PROBLEM DESCRIPTION: From the listing below, extract each line containing the string "color".

----- PROVIDED MATERIAL -----

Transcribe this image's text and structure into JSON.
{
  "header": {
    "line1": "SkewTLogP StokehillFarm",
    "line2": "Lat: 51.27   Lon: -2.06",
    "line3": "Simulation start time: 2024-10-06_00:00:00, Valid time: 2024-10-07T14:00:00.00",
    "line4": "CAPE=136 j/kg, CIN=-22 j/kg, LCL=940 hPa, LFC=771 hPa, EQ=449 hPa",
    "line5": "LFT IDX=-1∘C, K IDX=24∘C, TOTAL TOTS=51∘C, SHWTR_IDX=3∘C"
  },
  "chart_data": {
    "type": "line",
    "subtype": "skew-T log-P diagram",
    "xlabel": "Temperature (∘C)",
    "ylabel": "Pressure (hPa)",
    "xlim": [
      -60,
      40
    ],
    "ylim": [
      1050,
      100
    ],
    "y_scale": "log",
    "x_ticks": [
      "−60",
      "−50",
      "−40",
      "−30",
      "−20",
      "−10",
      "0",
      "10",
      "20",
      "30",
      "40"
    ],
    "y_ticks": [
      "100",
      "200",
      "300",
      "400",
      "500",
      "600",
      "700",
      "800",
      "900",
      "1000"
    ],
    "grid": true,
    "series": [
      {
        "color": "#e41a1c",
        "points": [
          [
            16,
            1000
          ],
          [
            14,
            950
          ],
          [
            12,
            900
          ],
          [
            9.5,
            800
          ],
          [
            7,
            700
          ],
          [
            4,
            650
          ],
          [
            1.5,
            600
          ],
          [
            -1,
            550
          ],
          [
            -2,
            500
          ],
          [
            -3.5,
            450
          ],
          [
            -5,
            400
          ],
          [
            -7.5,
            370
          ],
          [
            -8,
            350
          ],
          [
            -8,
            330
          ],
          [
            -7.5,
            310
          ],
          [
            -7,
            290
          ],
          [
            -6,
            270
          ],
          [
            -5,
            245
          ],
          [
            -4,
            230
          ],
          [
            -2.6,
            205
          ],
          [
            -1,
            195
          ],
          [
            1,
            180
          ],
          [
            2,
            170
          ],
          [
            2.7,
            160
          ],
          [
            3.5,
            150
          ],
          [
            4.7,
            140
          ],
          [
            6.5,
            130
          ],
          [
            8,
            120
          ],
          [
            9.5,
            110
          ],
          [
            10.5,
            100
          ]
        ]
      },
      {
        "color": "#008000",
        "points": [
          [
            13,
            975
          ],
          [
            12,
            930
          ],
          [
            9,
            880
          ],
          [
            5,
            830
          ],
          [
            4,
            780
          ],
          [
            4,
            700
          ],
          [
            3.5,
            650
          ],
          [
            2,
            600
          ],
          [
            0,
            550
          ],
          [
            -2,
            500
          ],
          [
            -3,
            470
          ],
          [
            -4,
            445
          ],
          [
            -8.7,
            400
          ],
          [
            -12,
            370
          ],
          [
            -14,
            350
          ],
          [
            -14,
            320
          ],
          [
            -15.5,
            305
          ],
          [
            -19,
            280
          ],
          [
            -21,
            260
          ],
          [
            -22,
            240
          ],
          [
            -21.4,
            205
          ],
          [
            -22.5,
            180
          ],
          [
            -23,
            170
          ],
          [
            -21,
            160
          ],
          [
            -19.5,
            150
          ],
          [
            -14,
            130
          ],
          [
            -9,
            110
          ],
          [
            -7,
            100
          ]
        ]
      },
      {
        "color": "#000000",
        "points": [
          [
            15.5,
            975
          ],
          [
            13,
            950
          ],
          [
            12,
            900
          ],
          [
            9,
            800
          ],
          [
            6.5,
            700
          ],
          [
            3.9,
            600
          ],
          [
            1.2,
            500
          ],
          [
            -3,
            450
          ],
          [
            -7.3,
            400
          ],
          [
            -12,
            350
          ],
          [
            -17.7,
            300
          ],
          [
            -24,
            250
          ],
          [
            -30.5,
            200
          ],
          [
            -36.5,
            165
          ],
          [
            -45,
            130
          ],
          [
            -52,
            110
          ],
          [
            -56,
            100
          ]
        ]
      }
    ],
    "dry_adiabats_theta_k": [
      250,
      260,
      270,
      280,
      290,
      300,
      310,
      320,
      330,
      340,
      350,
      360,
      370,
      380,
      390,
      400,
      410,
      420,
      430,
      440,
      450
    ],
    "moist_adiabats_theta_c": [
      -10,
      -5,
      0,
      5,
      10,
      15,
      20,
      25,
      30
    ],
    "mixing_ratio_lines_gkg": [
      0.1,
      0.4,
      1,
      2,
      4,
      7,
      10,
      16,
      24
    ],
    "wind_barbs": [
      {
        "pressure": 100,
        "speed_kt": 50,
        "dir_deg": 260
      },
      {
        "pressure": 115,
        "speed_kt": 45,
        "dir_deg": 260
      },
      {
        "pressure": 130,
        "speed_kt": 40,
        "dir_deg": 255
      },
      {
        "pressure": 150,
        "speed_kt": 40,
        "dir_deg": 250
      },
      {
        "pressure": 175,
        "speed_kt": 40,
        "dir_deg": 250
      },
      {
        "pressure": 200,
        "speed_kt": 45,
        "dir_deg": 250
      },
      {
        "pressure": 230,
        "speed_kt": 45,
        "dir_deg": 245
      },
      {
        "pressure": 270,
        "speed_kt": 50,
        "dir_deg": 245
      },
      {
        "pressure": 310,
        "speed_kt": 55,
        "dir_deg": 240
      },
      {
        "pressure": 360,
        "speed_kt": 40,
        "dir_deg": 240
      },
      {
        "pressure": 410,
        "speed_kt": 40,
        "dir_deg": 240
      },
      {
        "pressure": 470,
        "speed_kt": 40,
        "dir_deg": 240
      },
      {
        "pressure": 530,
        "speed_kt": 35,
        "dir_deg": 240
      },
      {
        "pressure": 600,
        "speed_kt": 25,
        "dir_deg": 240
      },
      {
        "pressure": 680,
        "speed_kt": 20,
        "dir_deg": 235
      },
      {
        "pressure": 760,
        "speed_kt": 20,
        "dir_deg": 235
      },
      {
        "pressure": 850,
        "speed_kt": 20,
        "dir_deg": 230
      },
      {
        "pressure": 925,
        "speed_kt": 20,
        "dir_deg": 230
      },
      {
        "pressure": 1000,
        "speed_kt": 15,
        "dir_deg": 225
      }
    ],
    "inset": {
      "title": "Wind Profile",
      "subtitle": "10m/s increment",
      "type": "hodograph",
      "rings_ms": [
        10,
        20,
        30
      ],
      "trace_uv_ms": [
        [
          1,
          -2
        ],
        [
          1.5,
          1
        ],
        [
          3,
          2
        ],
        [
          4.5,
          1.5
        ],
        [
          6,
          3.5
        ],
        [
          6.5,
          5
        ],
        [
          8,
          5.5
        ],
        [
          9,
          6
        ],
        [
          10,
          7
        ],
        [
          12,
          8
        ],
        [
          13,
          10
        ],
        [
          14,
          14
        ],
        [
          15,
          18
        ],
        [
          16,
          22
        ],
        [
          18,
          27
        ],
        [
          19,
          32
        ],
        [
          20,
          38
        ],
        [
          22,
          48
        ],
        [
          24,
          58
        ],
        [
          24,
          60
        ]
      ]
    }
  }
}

-----

FINAL ANSWER:
        "color": "#e41a1c",
        "color": "#008000",
        "color": "#000000",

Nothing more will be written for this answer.